::: SELECTION :::
General Solutions of Trigonometric Equations

 

General Solutions of Trigonometric Equations

 

For \( k \in \mathbb{Z} \):

\[ \cos f(x) = \cos g(x) \Rightarrow f(x) = g(x) + 2k\pi \quad \text{or} \quad f(x) = -g(x) + 2k\pi \]

\[ \sin f(x) = \sin g(x) \Rightarrow f(x) = g(x) + 2k\pi \quad \text{or} \quad f(x) = \pi – g(x) + 2k\pi \]

\[ \left. \begin{array}{l} \tan f(x) = \tan g(x) \\ \cot f(x) = \cot g(x) \end{array} \right\} \Rightarrow f(x) = g(x) + k\pi \]

 

Example:

 

Let’s find the solution set for the equation \( \cos \left(2x – \frac{\pi}{3}\right) = \cos \left(\frac{\pi}{4} – x\right) \).

\[ \cos \left(2x – \frac{\pi}{3}\right) = \cos \left(\frac{\pi}{4} – x\right) \]

**Branch 1:**
\[ 2x – \frac{\pi}{3} = \frac{\pi}{4} – x + 2k\pi \]
\[ 3x = \frac{\pi}{4} + \frac{\pi}{3} + 2k\pi \Rightarrow 3x = \frac{7\pi}{12} + 2k\pi \]
\[ x = \frac{7\pi}{36} + \frac{2k\pi}{3} = \frac{7\pi + 24k\pi}{36} \]

**Branch 2:**
\[ 2x – \frac{\pi}{3} = -\left(\frac{\pi}{4} – x\right) + 2k\pi \]
\[ 2x – \frac{\pi}{3} = -\frac{\pi}{4} + x + 2k\pi \]
\[ x = -\frac{\pi}{4} + \frac{\pi}{3} + 2k\pi \]
\[ x = \frac{\pi}{12} + 2k\pi = \frac{\pi + 24k\pi}{12} \quad (k \in \mathbb{Z}) \]

Therefore, the complete solution set for \( k \in \mathbb{Z} \) is:
\[ S = \left\{ x \;\middle|\; x = \frac{7\pi + 24k\pi}{36} \quad \text{or} \quad x = \frac{\pi + 24k\pi}{12} \right\} \]

 

Example:

 

Let’s find the solution set for the equation \( \sin \left(\frac{\pi}{3} – x\right) + \cos x = 0 \).
::: EXTRACTED DATA :::
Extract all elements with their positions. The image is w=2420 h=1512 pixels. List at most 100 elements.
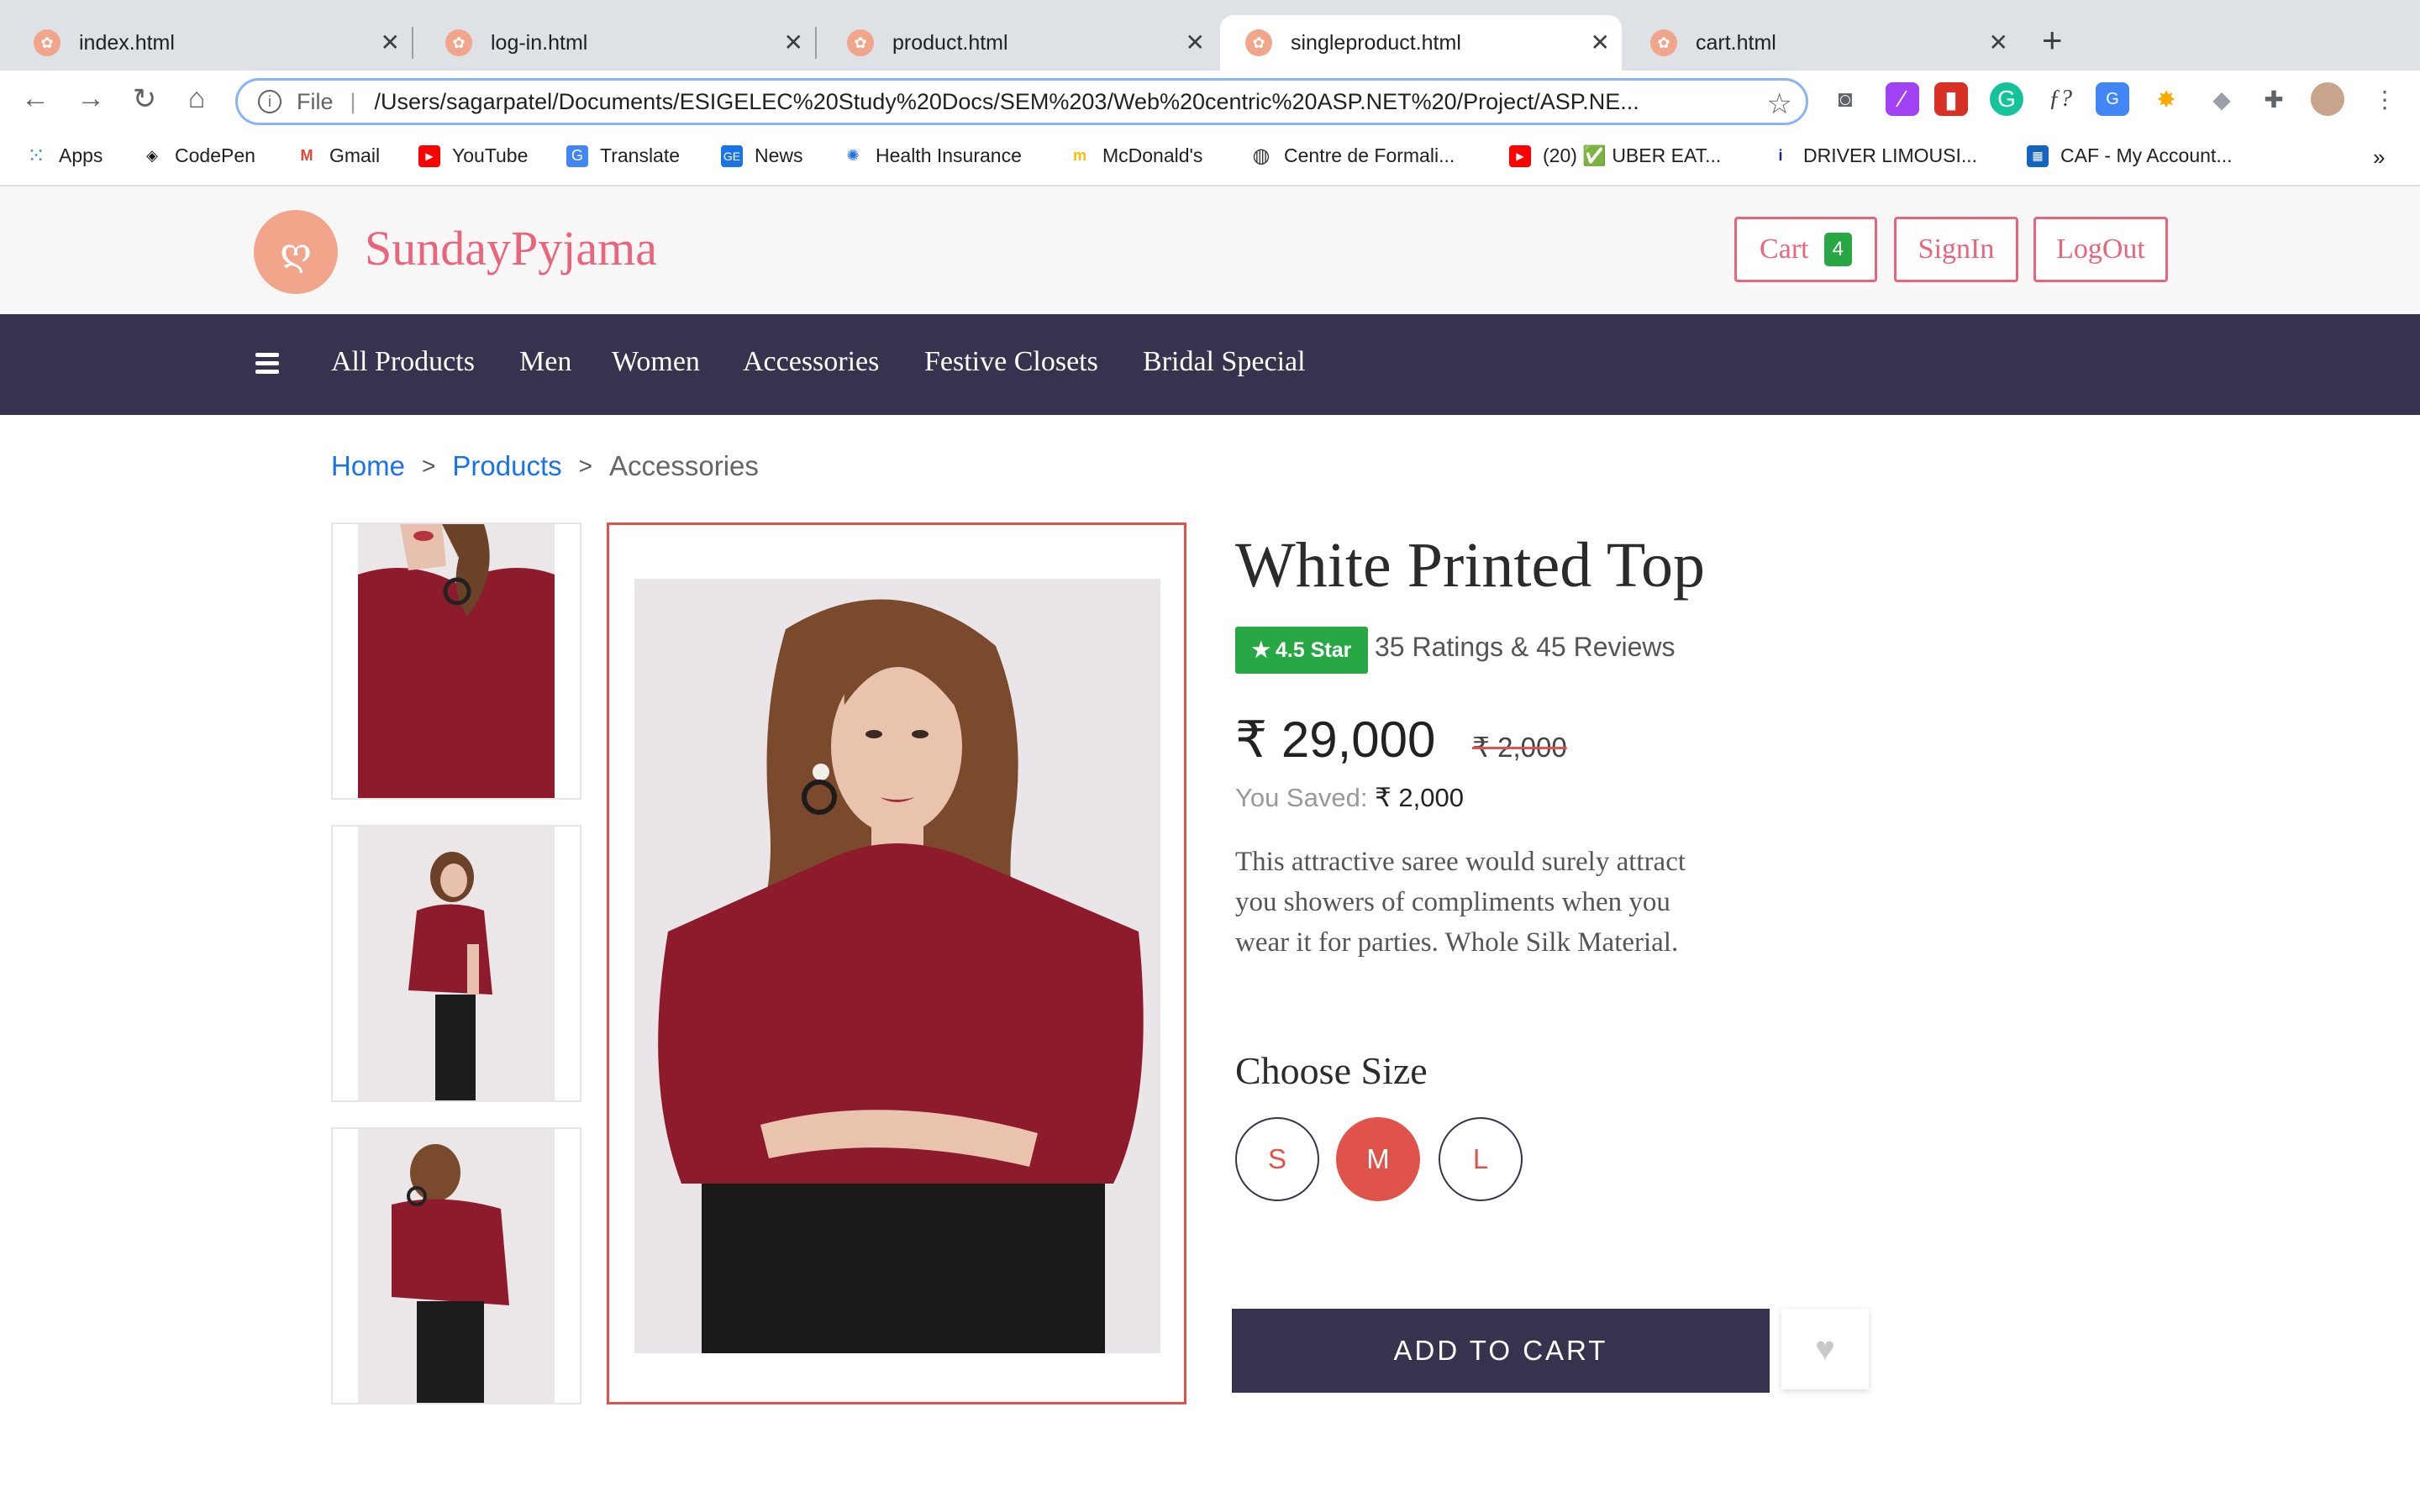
:::
::: EXTRACTED DATA :::
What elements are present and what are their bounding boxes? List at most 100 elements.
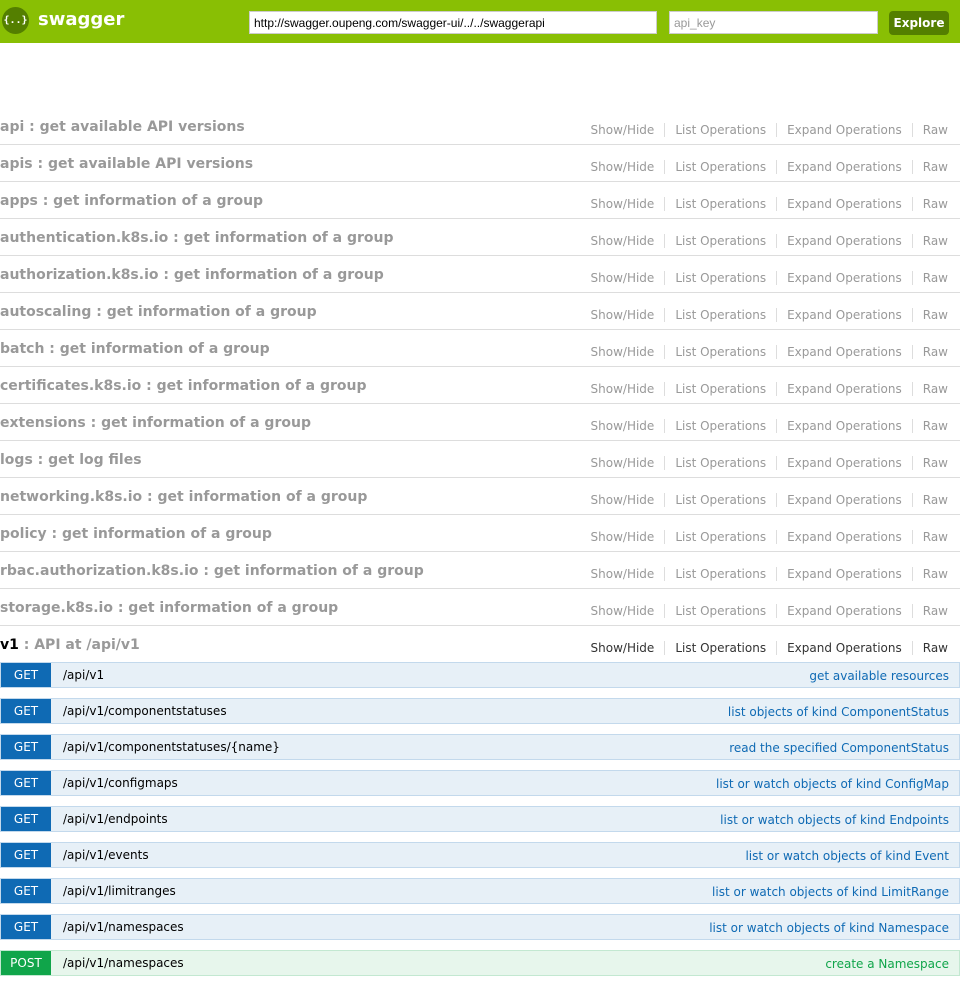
:::
— REQUIREMENT —
Answer these questions about the trigonometric equations page above:
(a) What does the page give for f(x) when tan f(x) = tan g(x)?
(b) In the first worked example, what solution does Branch 2 produce?
(c) Which equation does the second example set out to solve?

— WORKED SOLUTION —
(a) f(x) = g(x) + kπ, for k an integer.
(b) x = π/12 + 2kπ, which is also written as (π + 24kπ)/12.
(c) sin(π/3 − x) + cos x = 0.